— Start Data supplied —

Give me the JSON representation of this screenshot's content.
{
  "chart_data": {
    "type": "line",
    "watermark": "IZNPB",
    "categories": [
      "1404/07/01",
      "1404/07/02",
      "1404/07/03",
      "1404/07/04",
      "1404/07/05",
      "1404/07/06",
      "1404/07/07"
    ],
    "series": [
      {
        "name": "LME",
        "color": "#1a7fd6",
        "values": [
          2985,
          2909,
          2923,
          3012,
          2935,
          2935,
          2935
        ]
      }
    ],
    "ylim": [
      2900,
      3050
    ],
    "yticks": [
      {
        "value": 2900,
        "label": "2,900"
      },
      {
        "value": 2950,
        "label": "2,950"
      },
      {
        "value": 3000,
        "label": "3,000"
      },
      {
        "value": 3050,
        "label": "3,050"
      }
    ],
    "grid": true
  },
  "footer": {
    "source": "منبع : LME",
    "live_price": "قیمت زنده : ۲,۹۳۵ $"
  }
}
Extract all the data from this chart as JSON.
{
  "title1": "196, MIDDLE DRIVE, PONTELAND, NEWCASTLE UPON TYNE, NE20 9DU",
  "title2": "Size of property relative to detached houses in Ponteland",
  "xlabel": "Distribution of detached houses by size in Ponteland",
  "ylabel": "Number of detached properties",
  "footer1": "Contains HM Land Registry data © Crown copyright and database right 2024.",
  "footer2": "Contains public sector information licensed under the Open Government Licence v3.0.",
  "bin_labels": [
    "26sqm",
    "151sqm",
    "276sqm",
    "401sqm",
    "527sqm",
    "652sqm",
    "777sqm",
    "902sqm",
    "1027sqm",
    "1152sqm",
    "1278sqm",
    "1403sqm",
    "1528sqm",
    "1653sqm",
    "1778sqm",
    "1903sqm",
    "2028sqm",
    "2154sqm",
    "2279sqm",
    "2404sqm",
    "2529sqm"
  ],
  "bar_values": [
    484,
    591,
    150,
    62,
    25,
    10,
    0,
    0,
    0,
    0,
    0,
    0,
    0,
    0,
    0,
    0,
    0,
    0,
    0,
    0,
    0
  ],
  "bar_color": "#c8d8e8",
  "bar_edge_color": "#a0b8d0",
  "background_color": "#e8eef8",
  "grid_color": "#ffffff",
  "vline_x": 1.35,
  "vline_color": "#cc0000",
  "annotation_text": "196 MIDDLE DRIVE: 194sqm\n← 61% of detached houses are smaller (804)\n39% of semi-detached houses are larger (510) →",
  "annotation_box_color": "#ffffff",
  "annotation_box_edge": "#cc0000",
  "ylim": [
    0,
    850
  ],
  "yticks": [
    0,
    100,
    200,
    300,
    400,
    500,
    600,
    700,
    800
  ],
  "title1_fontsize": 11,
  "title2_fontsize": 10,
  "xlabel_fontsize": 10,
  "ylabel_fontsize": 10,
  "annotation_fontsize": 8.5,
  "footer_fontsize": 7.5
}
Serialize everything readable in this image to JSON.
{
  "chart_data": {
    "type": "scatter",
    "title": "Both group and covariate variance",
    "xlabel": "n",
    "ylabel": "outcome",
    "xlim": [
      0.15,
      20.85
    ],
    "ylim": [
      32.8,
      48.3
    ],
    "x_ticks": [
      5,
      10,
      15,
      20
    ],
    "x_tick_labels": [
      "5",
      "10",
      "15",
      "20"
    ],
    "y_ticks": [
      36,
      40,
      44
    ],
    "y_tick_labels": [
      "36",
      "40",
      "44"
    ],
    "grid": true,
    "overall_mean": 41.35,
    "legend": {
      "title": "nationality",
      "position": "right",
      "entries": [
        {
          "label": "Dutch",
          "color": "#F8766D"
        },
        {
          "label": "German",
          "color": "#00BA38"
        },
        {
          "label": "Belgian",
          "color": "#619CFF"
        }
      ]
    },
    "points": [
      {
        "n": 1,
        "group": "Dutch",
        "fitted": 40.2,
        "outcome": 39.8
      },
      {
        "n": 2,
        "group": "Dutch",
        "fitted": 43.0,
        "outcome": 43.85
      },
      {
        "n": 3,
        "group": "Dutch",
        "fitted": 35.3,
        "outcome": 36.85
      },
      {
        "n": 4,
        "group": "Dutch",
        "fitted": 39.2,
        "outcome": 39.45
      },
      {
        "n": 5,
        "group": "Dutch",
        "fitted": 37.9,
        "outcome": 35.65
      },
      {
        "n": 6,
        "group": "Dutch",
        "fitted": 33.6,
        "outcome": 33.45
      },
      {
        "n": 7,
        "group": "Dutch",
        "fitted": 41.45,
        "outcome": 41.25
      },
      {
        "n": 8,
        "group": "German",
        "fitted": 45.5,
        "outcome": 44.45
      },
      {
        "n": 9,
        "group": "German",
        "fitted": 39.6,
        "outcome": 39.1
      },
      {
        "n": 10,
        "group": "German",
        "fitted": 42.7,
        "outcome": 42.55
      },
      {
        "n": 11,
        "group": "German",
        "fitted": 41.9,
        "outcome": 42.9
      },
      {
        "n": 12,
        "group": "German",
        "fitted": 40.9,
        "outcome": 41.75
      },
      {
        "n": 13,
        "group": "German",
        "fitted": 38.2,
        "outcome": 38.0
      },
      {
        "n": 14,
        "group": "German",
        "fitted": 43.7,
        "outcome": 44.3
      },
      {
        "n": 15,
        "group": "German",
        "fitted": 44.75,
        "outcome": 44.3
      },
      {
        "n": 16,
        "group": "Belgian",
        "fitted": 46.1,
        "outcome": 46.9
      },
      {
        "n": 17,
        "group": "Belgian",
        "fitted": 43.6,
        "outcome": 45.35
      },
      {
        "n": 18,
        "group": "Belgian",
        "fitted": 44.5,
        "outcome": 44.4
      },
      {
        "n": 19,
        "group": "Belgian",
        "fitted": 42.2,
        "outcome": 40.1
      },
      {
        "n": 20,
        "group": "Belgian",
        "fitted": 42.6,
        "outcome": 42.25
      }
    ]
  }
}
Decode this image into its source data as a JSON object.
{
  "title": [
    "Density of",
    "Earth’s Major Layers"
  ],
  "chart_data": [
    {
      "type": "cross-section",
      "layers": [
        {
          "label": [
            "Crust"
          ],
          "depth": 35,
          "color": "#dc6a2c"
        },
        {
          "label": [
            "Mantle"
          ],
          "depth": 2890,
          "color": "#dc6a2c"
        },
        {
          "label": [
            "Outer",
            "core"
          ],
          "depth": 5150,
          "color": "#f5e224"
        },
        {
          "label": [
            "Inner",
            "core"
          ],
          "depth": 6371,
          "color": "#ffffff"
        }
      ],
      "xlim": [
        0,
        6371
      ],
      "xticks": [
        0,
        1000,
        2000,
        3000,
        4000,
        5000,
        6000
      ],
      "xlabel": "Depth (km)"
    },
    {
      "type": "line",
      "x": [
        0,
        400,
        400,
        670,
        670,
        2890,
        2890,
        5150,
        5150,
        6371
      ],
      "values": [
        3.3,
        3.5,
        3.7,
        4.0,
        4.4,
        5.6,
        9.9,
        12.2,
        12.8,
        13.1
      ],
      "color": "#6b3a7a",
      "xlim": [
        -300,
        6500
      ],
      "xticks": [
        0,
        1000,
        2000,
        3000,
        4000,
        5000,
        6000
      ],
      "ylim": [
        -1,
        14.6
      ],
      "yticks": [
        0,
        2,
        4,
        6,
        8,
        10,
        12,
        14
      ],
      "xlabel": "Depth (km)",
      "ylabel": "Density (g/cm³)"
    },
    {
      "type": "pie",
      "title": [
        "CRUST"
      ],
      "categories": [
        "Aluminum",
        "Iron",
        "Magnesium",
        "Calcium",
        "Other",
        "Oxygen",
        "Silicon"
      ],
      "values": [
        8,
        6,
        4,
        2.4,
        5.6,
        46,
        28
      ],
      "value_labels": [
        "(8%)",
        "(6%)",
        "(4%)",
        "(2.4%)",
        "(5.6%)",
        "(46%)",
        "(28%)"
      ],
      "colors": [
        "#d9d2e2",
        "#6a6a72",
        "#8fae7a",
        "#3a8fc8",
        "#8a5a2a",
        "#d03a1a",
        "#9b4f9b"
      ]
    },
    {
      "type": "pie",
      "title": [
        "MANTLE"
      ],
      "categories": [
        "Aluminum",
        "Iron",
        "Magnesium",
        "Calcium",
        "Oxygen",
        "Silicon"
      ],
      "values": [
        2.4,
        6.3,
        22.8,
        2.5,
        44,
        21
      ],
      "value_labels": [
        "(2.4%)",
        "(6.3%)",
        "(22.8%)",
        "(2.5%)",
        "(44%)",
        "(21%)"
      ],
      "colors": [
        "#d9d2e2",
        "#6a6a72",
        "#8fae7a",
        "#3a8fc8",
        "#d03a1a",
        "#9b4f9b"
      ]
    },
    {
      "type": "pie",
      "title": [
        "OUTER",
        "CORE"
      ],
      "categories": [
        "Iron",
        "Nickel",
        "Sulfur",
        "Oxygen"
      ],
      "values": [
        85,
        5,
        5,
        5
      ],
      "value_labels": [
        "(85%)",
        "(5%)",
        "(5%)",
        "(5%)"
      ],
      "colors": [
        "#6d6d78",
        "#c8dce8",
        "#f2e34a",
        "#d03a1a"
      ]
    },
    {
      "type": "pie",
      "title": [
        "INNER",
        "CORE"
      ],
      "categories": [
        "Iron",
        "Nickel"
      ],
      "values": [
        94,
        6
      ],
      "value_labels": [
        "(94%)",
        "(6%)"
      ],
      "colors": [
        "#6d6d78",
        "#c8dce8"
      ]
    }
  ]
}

— End Data supplied —

> [Work required]: Each line that has the word "ffffff" should be copied.

> [Final result]:
  "grid_color": "#ffffff",
  "annotation_box_color": "#ffffff",
          "color": "#ffffff"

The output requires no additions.